§ TASK TO COMPLETE
Reply only with how many lines contain the word "name".

Source records:
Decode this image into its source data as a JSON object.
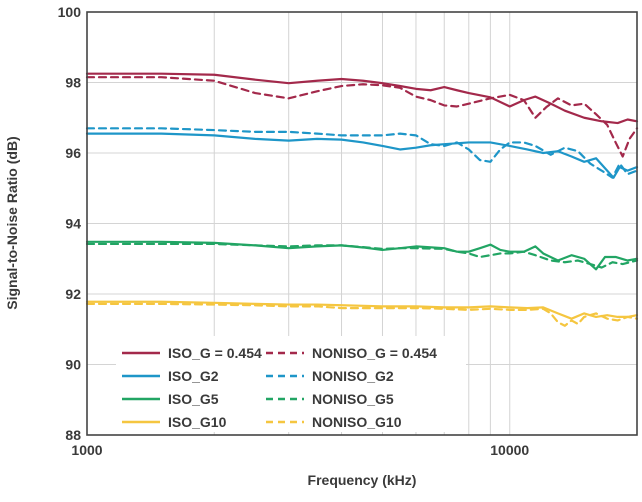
{
  "chart_data": {
    "type": "line",
    "title": "",
    "xlabel": "Frequency (kHz)",
    "ylabel": "Signal-to-Noise Ratio (dB)",
    "xscale": "log",
    "xlim": [
      1000,
      20000
    ],
    "ylim": [
      88,
      100
    ],
    "xticks": [
      {
        "value": 1000,
        "label": "1000"
      },
      {
        "value": 10000,
        "label": "10000"
      }
    ],
    "yticks": [
      {
        "value": 88,
        "label": "88"
      },
      {
        "value": 90,
        "label": "90"
      },
      {
        "value": 92,
        "label": "92"
      },
      {
        "value": 94,
        "label": "94"
      },
      {
        "value": 96,
        "label": "96"
      },
      {
        "value": 98,
        "label": "98"
      },
      {
        "value": 100,
        "label": "100"
      }
    ],
    "grid": true,
    "legend_position": "bottom-left",
    "series": [
      {
        "name": "ISO_G = 0.454",
        "color": "#a3294b",
        "dash": "solid",
        "points": [
          [
            1000,
            98.25
          ],
          [
            1500,
            98.25
          ],
          [
            2000,
            98.22
          ],
          [
            2500,
            98.08
          ],
          [
            3000,
            97.98
          ],
          [
            3500,
            98.05
          ],
          [
            4000,
            98.1
          ],
          [
            4500,
            98.05
          ],
          [
            5000,
            97.98
          ],
          [
            5500,
            97.9
          ],
          [
            6000,
            97.82
          ],
          [
            6500,
            97.78
          ],
          [
            7000,
            97.87
          ],
          [
            7500,
            97.78
          ],
          [
            8000,
            97.7
          ],
          [
            9000,
            97.58
          ],
          [
            10000,
            97.32
          ],
          [
            10800,
            97.5
          ],
          [
            11500,
            97.6
          ],
          [
            12500,
            97.4
          ],
          [
            13500,
            97.2
          ],
          [
            15000,
            97.0
          ],
          [
            16500,
            96.9
          ],
          [
            18000,
            96.85
          ],
          [
            19000,
            96.95
          ],
          [
            20000,
            96.9
          ]
        ]
      },
      {
        "name": "NONISO_G = 0.454",
        "color": "#a3294b",
        "dash": "dashed",
        "points": [
          [
            1000,
            98.15
          ],
          [
            1500,
            98.15
          ],
          [
            2000,
            98.05
          ],
          [
            2500,
            97.7
          ],
          [
            3000,
            97.55
          ],
          [
            3500,
            97.75
          ],
          [
            4000,
            97.9
          ],
          [
            4500,
            97.95
          ],
          [
            5000,
            97.92
          ],
          [
            5500,
            97.85
          ],
          [
            6000,
            97.6
          ],
          [
            6500,
            97.5
          ],
          [
            7000,
            97.35
          ],
          [
            7500,
            97.32
          ],
          [
            8000,
            97.4
          ],
          [
            9000,
            97.55
          ],
          [
            10000,
            97.65
          ],
          [
            10800,
            97.5
          ],
          [
            11500,
            97.0
          ],
          [
            12200,
            97.3
          ],
          [
            13000,
            97.55
          ],
          [
            14000,
            97.35
          ],
          [
            15000,
            97.4
          ],
          [
            16000,
            97.1
          ],
          [
            17000,
            96.8
          ],
          [
            17800,
            96.3
          ],
          [
            18500,
            95.9
          ],
          [
            19200,
            96.4
          ],
          [
            20000,
            96.7
          ]
        ]
      },
      {
        "name": "ISO_G2",
        "color": "#1e96c8",
        "dash": "solid",
        "points": [
          [
            1000,
            96.55
          ],
          [
            1500,
            96.55
          ],
          [
            2000,
            96.5
          ],
          [
            2500,
            96.4
          ],
          [
            3000,
            96.35
          ],
          [
            3500,
            96.4
          ],
          [
            4000,
            96.38
          ],
          [
            4500,
            96.3
          ],
          [
            5000,
            96.2
          ],
          [
            5500,
            96.1
          ],
          [
            6000,
            96.15
          ],
          [
            6500,
            96.22
          ],
          [
            7000,
            96.25
          ],
          [
            8000,
            96.3
          ],
          [
            9000,
            96.3
          ],
          [
            10000,
            96.2
          ],
          [
            11000,
            96.1
          ],
          [
            12000,
            96.0
          ],
          [
            13000,
            96.05
          ],
          [
            14000,
            95.9
          ],
          [
            15000,
            95.75
          ],
          [
            16000,
            95.85
          ],
          [
            17000,
            95.5
          ],
          [
            17600,
            95.3
          ],
          [
            18200,
            95.6
          ],
          [
            19000,
            95.5
          ],
          [
            20000,
            95.6
          ]
        ]
      },
      {
        "name": "NONISO_G2",
        "color": "#1e96c8",
        "dash": "dashed",
        "points": [
          [
            1000,
            96.7
          ],
          [
            1500,
            96.7
          ],
          [
            2000,
            96.65
          ],
          [
            2500,
            96.6
          ],
          [
            3000,
            96.6
          ],
          [
            3500,
            96.55
          ],
          [
            4000,
            96.5
          ],
          [
            5000,
            96.5
          ],
          [
            5500,
            96.55
          ],
          [
            6000,
            96.5
          ],
          [
            6500,
            96.25
          ],
          [
            7000,
            96.2
          ],
          [
            7500,
            96.3
          ],
          [
            8000,
            96.1
          ],
          [
            8500,
            95.8
          ],
          [
            9000,
            95.75
          ],
          [
            9500,
            96.1
          ],
          [
            10000,
            96.3
          ],
          [
            10800,
            96.3
          ],
          [
            11500,
            96.2
          ],
          [
            12500,
            95.95
          ],
          [
            13500,
            96.15
          ],
          [
            14500,
            96.05
          ],
          [
            15500,
            95.7
          ],
          [
            16500,
            95.5
          ],
          [
            17500,
            95.3
          ],
          [
            18200,
            95.7
          ],
          [
            19000,
            95.4
          ],
          [
            20000,
            95.5
          ]
        ]
      },
      {
        "name": "ISO_G5",
        "color": "#22a564",
        "dash": "solid",
        "points": [
          [
            1000,
            93.48
          ],
          [
            1500,
            93.48
          ],
          [
            2000,
            93.45
          ],
          [
            2500,
            93.38
          ],
          [
            3000,
            93.3
          ],
          [
            3500,
            93.35
          ],
          [
            4000,
            93.38
          ],
          [
            4500,
            93.32
          ],
          [
            5000,
            93.25
          ],
          [
            5500,
            93.3
          ],
          [
            6000,
            93.35
          ],
          [
            7000,
            93.3
          ],
          [
            7500,
            93.2
          ],
          [
            8000,
            93.2
          ],
          [
            8500,
            93.3
          ],
          [
            9000,
            93.4
          ],
          [
            9500,
            93.25
          ],
          [
            10000,
            93.2
          ],
          [
            10800,
            93.2
          ],
          [
            11500,
            93.35
          ],
          [
            12000,
            93.15
          ],
          [
            13000,
            92.95
          ],
          [
            14000,
            93.1
          ],
          [
            15000,
            93.0
          ],
          [
            16000,
            92.7
          ],
          [
            16800,
            93.05
          ],
          [
            17800,
            93.05
          ],
          [
            19000,
            92.95
          ],
          [
            20000,
            93.0
          ]
        ]
      },
      {
        "name": "NONISO_G5",
        "color": "#22a564",
        "dash": "dashed",
        "points": [
          [
            1000,
            93.42
          ],
          [
            1500,
            93.42
          ],
          [
            2000,
            93.42
          ],
          [
            2500,
            93.38
          ],
          [
            3000,
            93.35
          ],
          [
            3500,
            93.38
          ],
          [
            4000,
            93.38
          ],
          [
            4500,
            93.33
          ],
          [
            5000,
            93.28
          ],
          [
            5500,
            93.3
          ],
          [
            6000,
            93.3
          ],
          [
            7000,
            93.28
          ],
          [
            7500,
            93.2
          ],
          [
            8000,
            93.15
          ],
          [
            8500,
            93.05
          ],
          [
            9000,
            93.1
          ],
          [
            9500,
            93.15
          ],
          [
            10000,
            93.15
          ],
          [
            10800,
            93.2
          ],
          [
            11500,
            93.1
          ],
          [
            12500,
            92.95
          ],
          [
            13500,
            92.9
          ],
          [
            14500,
            92.95
          ],
          [
            15500,
            92.85
          ],
          [
            16500,
            92.75
          ],
          [
            17500,
            92.9
          ],
          [
            18500,
            92.85
          ],
          [
            20000,
            92.95
          ]
        ]
      },
      {
        "name": "ISO_G10",
        "color": "#f5c640",
        "dash": "solid",
        "points": [
          [
            1000,
            91.78
          ],
          [
            1500,
            91.78
          ],
          [
            2000,
            91.75
          ],
          [
            2500,
            91.72
          ],
          [
            3000,
            91.7
          ],
          [
            3500,
            91.7
          ],
          [
            4000,
            91.68
          ],
          [
            5000,
            91.65
          ],
          [
            6000,
            91.65
          ],
          [
            7000,
            91.62
          ],
          [
            8000,
            91.62
          ],
          [
            9000,
            91.65
          ],
          [
            10000,
            91.62
          ],
          [
            11000,
            91.6
          ],
          [
            12000,
            91.62
          ],
          [
            13000,
            91.45
          ],
          [
            14000,
            91.3
          ],
          [
            15000,
            91.45
          ],
          [
            16000,
            91.35
          ],
          [
            17000,
            91.4
          ],
          [
            18000,
            91.35
          ],
          [
            19000,
            91.35
          ],
          [
            20000,
            91.4
          ]
        ]
      },
      {
        "name": "NONISO_G10",
        "color": "#f5c640",
        "dash": "dashed",
        "points": [
          [
            1000,
            91.72
          ],
          [
            1500,
            91.72
          ],
          [
            2000,
            91.7
          ],
          [
            2500,
            91.68
          ],
          [
            3000,
            91.65
          ],
          [
            3500,
            91.65
          ],
          [
            4000,
            91.6
          ],
          [
            5000,
            91.6
          ],
          [
            6000,
            91.6
          ],
          [
            7000,
            91.58
          ],
          [
            8000,
            91.55
          ],
          [
            9000,
            91.58
          ],
          [
            10000,
            91.55
          ],
          [
            11000,
            91.55
          ],
          [
            12000,
            91.58
          ],
          [
            12500,
            91.45
          ],
          [
            13000,
            91.2
          ],
          [
            13500,
            91.1
          ],
          [
            14000,
            91.25
          ],
          [
            14500,
            91.15
          ],
          [
            15000,
            91.35
          ],
          [
            16000,
            91.45
          ],
          [
            17000,
            91.3
          ],
          [
            18000,
            91.25
          ],
          [
            19000,
            91.35
          ],
          [
            20000,
            91.3
          ]
        ]
      }
    ],
    "legend": [
      {
        "label": "ISO_G = 0.454",
        "series": 0
      },
      {
        "label": "NONISO_G = 0.454",
        "series": 1
      },
      {
        "label": "ISO_G2",
        "series": 2
      },
      {
        "label": "NONISO_G2",
        "series": 3
      },
      {
        "label": "ISO_G5",
        "series": 4
      },
      {
        "label": "NONISO_G5",
        "series": 5
      },
      {
        "label": "ISO_G10",
        "series": 6
      },
      {
        "label": "NONISO_G10",
        "series": 7
      }
    ]
  }
}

§ EXPECTED OUTPUT
8